Requirement: Write out each entry again. Keep every word exactly as it is.

Task inputs:
• • •

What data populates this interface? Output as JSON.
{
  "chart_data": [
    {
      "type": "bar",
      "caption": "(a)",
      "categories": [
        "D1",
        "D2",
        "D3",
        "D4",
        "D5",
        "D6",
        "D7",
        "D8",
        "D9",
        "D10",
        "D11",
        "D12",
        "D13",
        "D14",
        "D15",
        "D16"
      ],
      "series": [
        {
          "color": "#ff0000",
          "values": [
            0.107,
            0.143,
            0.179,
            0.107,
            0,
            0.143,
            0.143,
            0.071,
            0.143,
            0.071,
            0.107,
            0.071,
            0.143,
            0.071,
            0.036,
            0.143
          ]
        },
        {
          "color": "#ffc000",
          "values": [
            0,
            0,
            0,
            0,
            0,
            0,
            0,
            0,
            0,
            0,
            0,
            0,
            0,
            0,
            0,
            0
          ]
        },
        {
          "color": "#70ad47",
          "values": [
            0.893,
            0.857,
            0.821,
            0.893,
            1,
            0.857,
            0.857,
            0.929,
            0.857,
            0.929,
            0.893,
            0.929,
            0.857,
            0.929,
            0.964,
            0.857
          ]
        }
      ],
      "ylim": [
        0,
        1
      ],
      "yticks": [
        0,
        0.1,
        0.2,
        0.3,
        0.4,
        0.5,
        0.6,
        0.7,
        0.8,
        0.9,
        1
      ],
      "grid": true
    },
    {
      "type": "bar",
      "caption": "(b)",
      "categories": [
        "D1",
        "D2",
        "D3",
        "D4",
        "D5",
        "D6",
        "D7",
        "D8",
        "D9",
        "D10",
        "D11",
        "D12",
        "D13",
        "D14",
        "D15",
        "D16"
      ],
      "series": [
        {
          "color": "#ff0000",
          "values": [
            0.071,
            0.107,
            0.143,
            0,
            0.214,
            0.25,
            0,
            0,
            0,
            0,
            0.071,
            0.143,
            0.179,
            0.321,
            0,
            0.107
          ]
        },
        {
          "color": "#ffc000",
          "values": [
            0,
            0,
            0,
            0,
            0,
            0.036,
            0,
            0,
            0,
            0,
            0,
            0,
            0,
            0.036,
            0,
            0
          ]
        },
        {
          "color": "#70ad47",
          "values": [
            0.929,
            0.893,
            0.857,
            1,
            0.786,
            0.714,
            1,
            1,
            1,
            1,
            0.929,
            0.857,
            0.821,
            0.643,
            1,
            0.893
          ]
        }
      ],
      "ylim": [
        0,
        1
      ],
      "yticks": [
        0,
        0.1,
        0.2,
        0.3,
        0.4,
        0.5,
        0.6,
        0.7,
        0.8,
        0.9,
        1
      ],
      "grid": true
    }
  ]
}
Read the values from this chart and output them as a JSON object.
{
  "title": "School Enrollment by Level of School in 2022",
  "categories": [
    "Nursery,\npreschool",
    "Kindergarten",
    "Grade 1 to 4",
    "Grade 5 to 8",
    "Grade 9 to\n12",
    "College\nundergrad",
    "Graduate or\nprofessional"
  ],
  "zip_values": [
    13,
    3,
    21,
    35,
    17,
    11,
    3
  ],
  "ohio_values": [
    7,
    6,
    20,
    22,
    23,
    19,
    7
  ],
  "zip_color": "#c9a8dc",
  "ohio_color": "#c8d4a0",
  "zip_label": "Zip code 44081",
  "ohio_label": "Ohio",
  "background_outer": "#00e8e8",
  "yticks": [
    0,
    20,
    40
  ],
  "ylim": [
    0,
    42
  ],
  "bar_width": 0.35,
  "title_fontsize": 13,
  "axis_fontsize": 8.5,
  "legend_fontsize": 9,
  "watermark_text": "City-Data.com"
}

• • •

Right answer:
What data populates this interface? Output as JSON.
{
  "chart_data": [
    {
      "type": "bar",
      "caption": "(a)",
      "categories": [
        "D1",
        "D2",
        "D3",
        "D4",
        "D5",
        "D6",
        "D7",
        "D8",
        "D9",
        "D10",
        "D11",
        "D12",
        "D13",
        "D14",
        "D15",
        "D16"
      ],
      "series": [
        {
          "color": "#ff0000",
          "values": [
            0.107,
            0.143,
            0.179,
            0.107,
            0,
            0.143,
            0.143,
            0.071,
            0.143,
            0.071,
            0.107,
            0.071,
            0.143,
            0.071,
            0.036,
            0.143
          ]
        },
        {
          "color": "#ffc000",
          "values": [
            0,
            0,
            0,
            0,
            0,
            0,
            0,
            0,
            0,
            0,
            0,
            0,
            0,
            0,
            0,
            0
          ]
        },
        {
          "color": "#70ad47",
          "values": [
            0.893,
            0.857,
            0.821,
            0.893,
            1,
            0.857,
            0.857,
            0.929,
            0.857,
            0.929,
            0.893,
            0.929,
            0.857,
            0.929,
            0.964,
            0.857
          ]
        }
      ],
      "ylim": [
        0,
        1
      ],
      "yticks": [
        0,
        0.1,
        0.2,
        0.3,
        0.4,
        0.5,
        0.6,
        0.7,
        0.8,
        0.9,
        1
      ],
      "grid": true
    },
    {
      "type": "bar",
      "caption": "(b)",
      "categories": [
        "D1",
        "D2",
        "D3",
        "D4",
        "D5",
        "D6",
        "D7",
        "D8",
        "D9",
        "D10",
        "D11",
        "D12",
        "D13",
        "D14",
        "D15",
        "D16"
      ],
      "series": [
        {
          "color": "#ff0000",
          "values": [
            0.071,
            0.107,
            0.143,
            0,
            0.214,
            0.25,
            0,
            0,
            0,
            0,
            0.071,
            0.143,
            0.179,
            0.321,
            0,
            0.107
          ]
        },
        {
          "color": "#ffc000",
          "values": [
            0,
            0,
            0,
            0,
            0,
            0.036,
            0,
            0,
            0,
            0,
            0,
            0,
            0,
            0.036,
            0,
            0
          ]
        },
        {
          "color": "#70ad47",
          "values": [
            0.929,
            0.893,
            0.857,
            1,
            0.786,
            0.714,
            1,
            1,
            1,
            1,
            0.929,
            0.857,
            0.821,
            0.643,
            1,
            0.893
          ]
        }
      ],
      "ylim": [
        0,
        1
      ],
      "yticks": [
        0,
        0.1,
        0.2,
        0.3,
        0.4,
        0.5,
        0.6,
        0.7,
        0.8,
        0.9,
        1
      ],
      "grid": true
    }
  ]
}
Read the values from this chart and output them as a JSON object.
{
  "title": "School Enrollment by Level of School in 2022",
  "categories": [
    "Nursery,\npreschool",
    "Kindergarten",
    "Grade 1 to 4",
    "Grade 5 to 8",
    "Grade 9 to\n12",
    "College\nundergrad",
    "Graduate or\nprofessional"
  ],
  "zip_values": [
    13,
    3,
    21,
    35,
    17,
    11,
    3
  ],
  "ohio_values": [
    7,
    6,
    20,
    22,
    23,
    19,
    7
  ],
  "zip_color": "#c9a8dc",
  "ohio_color": "#c8d4a0",
  "zip_label": "Zip code 44081",
  "ohio_label": "Ohio",
  "background_outer": "#00e8e8",
  "yticks": [
    0,
    20,
    40
  ],
  "ylim": [
    0,
    42
  ],
  "bar_width": 0.35,
  "title_fontsize": 13,
  "axis_fontsize": 8.5,
  "legend_fontsize": 9,
  "watermark_text": "City-Data.com"
}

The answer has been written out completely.